Output all of the entries exactly as written.

+++

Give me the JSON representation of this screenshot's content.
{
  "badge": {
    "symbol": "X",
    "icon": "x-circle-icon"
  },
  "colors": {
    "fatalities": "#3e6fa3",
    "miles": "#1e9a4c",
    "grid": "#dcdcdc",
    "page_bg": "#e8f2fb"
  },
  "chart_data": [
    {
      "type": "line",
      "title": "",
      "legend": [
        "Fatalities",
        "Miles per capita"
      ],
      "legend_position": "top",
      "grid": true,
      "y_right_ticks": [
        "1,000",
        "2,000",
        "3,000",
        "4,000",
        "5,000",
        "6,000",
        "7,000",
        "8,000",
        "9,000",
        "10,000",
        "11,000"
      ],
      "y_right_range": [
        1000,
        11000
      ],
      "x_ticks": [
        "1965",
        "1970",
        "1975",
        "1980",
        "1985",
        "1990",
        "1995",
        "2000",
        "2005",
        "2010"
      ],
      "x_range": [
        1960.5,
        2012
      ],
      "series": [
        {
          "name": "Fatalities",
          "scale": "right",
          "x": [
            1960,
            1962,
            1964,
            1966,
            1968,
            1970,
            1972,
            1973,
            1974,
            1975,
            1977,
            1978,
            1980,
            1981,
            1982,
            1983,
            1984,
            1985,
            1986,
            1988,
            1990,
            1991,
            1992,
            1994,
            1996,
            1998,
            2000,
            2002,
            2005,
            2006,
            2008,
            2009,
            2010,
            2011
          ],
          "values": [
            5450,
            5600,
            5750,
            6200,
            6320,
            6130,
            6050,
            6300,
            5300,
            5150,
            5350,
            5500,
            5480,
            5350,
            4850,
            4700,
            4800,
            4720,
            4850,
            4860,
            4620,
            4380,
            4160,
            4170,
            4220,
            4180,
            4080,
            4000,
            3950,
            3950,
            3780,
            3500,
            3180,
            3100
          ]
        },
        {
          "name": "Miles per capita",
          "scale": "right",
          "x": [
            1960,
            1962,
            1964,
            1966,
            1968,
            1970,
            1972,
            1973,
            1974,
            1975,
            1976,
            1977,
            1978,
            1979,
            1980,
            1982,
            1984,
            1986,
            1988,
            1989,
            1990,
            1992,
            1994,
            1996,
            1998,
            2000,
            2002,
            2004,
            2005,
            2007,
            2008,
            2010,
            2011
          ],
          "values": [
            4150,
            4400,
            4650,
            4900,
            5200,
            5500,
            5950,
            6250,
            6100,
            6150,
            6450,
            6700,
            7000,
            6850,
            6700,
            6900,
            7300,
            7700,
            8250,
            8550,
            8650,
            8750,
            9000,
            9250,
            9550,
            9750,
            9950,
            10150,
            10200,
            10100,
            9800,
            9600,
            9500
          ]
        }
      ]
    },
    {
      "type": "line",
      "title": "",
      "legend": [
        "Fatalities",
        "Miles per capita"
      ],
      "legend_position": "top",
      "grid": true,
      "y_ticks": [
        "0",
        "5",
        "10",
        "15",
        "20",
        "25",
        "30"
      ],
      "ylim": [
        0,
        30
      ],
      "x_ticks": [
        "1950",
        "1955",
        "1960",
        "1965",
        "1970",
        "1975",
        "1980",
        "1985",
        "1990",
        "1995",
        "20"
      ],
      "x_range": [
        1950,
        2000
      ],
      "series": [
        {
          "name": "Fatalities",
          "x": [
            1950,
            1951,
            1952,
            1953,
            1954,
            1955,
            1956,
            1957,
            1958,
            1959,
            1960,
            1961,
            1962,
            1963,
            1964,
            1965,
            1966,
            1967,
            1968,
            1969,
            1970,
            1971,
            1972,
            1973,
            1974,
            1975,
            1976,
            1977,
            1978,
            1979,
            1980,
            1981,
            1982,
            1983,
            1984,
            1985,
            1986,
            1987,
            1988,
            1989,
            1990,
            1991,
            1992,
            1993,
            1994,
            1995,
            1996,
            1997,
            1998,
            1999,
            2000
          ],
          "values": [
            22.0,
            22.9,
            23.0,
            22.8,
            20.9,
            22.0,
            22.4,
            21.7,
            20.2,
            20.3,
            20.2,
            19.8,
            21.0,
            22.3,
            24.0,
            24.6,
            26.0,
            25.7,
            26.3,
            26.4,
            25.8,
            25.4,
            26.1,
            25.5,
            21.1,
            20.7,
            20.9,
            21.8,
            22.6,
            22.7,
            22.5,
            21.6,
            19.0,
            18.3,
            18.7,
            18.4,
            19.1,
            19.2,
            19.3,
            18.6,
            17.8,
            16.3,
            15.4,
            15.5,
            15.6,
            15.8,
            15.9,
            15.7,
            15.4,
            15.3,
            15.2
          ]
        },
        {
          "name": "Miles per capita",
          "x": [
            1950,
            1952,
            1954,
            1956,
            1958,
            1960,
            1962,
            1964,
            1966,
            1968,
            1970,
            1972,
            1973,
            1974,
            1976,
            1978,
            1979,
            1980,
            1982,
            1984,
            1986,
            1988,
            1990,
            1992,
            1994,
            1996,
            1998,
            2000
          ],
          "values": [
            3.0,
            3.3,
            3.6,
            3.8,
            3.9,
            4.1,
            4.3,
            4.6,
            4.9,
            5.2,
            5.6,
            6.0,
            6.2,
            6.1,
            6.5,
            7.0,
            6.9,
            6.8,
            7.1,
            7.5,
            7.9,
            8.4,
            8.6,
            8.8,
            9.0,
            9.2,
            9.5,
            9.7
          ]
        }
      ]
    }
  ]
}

+++

WORKED ANSWER
Give me the JSON representation of this screenshot's content.
{
  "badge": {
    "symbol": "X",
    "icon": "x-circle-icon"
  },
  "colors": {
    "fatalities": "#3e6fa3",
    "miles": "#1e9a4c",
    "grid": "#dcdcdc",
    "page_bg": "#e8f2fb"
  },
  "chart_data": [
    {
      "type": "line",
      "title": "",
      "legend": [
        "Fatalities",
        "Miles per capita"
      ],
      "legend_position": "top",
      "grid": true,
      "y_right_ticks": [
        "1,000",
        "2,000",
        "3,000",
        "4,000",
        "5,000",
        "6,000",
        "7,000",
        "8,000",
        "9,000",
        "10,000",
        "11,000"
      ],
      "y_right_range": [
        1000,
        11000
      ],
      "x_ticks": [
        "1965",
        "1970",
        "1975",
        "1980",
        "1985",
        "1990",
        "1995",
        "2000",
        "2005",
        "2010"
      ],
      "x_range": [
        1960.5,
        2012
      ],
      "series": [
        {
          "name": "Fatalities",
          "scale": "right",
          "x": [
            1960,
            1962,
            1964,
            1966,
            1968,
            1970,
            1972,
            1973,
            1974,
            1975,
            1977,
            1978,
            1980,
            1981,
            1982,
            1983,
            1984,
            1985,
            1986,
            1988,
            1990,
            1991,
            1992,
            1994,
            1996,
            1998,
            2000,
            2002,
            2005,
            2006,
            2008,
            2009,
            2010,
            2011
          ],
          "values": [
            5450,
            5600,
            5750,
            6200,
            6320,
            6130,
            6050,
            6300,
            5300,
            5150,
            5350,
            5500,
            5480,
            5350,
            4850,
            4700,
            4800,
            4720,
            4850,
            4860,
            4620,
            4380,
            4160,
            4170,
            4220,
            4180,
            4080,
            4000,
            3950,
            3950,
            3780,
            3500,
            3180,
            3100
          ]
        },
        {
          "name": "Miles per capita",
          "scale": "right",
          "x": [
            1960,
            1962,
            1964,
            1966,
            1968,
            1970,
            1972,
            1973,
            1974,
            1975,
            1976,
            1977,
            1978,
            1979,
            1980,
            1982,
            1984,
            1986,
            1988,
            1989,
            1990,
            1992,
            1994,
            1996,
            1998,
            2000,
            2002,
            2004,
            2005,
            2007,
            2008,
            2010,
            2011
          ],
          "values": [
            4150,
            4400,
            4650,
            4900,
            5200,
            5500,
            5950,
            6250,
            6100,
            6150,
            6450,
            6700,
            7000,
            6850,
            6700,
            6900,
            7300,
            7700,
            8250,
            8550,
            8650,
            8750,
            9000,
            9250,
            9550,
            9750,
            9950,
            10150,
            10200,
            10100,
            9800,
            9600,
            9500
          ]
        }
      ]
    },
    {
      "type": "line",
      "title": "",
      "legend": [
        "Fatalities",
        "Miles per capita"
      ],
      "legend_position": "top",
      "grid": true,
      "y_ticks": [
        "0",
        "5",
        "10",
        "15",
        "20",
        "25",
        "30"
      ],
      "ylim": [
        0,
        30
      ],
      "x_ticks": [
        "1950",
        "1955",
        "1960",
        "1965",
        "1970",
        "1975",
        "1980",
        "1985",
        "1990",
        "1995",
        "20"
      ],
      "x_range": [
        1950,
        2000
      ],
      "series": [
        {
          "name": "Fatalities",
          "x": [
            1950,
            1951,
            1952,
            1953,
            1954,
            1955,
            1956,
            1957,
            1958,
            1959,
            1960,
            1961,
            1962,
            1963,
            1964,
            1965,
            1966,
            1967,
            1968,
            1969,
            1970,
            1971,
            1972,
            1973,
            1974,
            1975,
            1976,
            1977,
            1978,
            1979,
            1980,
            1981,
            1982,
            1983,
            1984,
            1985,
            1986,
            1987,
            1988,
            1989,
            1990,
            1991,
            1992,
            1993,
            1994,
            1995,
            1996,
            1997,
            1998,
            1999,
            2000
          ],
          "values": [
            22.0,
            22.9,
            23.0,
            22.8,
            20.9,
            22.0,
            22.4,
            21.7,
            20.2,
            20.3,
            20.2,
            19.8,
            21.0,
            22.3,
            24.0,
            24.6,
            26.0,
            25.7,
            26.3,
            26.4,
            25.8,
            25.4,
            26.1,
            25.5,
            21.1,
            20.7,
            20.9,
            21.8,
            22.6,
            22.7,
            22.5,
            21.6,
            19.0,
            18.3,
            18.7,
            18.4,
            19.1,
            19.2,
            19.3,
            18.6,
            17.8,
            16.3,
            15.4,
            15.5,
            15.6,
            15.8,
            15.9,
            15.7,
            15.4,
            15.3,
            15.2
          ]
        },
        {
          "name": "Miles per capita",
          "x": [
            1950,
            1952,
            1954,
            1956,
            1958,
            1960,
            1962,
            1964,
            1966,
            1968,
            1970,
            1972,
            1973,
            1974,
            1976,
            1978,
            1979,
            1980,
            1982,
            1984,
            1986,
            1988,
            1990,
            1992,
            1994,
            1996,
            1998,
            2000
          ],
          "values": [
            3.0,
            3.3,
            3.6,
            3.8,
            3.9,
            4.1,
            4.3,
            4.6,
            4.9,
            5.2,
            5.6,
            6.0,
            6.2,
            6.1,
            6.5,
            7.0,
            6.9,
            6.8,
            7.1,
            7.5,
            7.9,
            8.4,
            8.6,
            8.8,
            9.0,
            9.2,
            9.5,
            9.7
          ]
        }
      ]
    }
  ]
}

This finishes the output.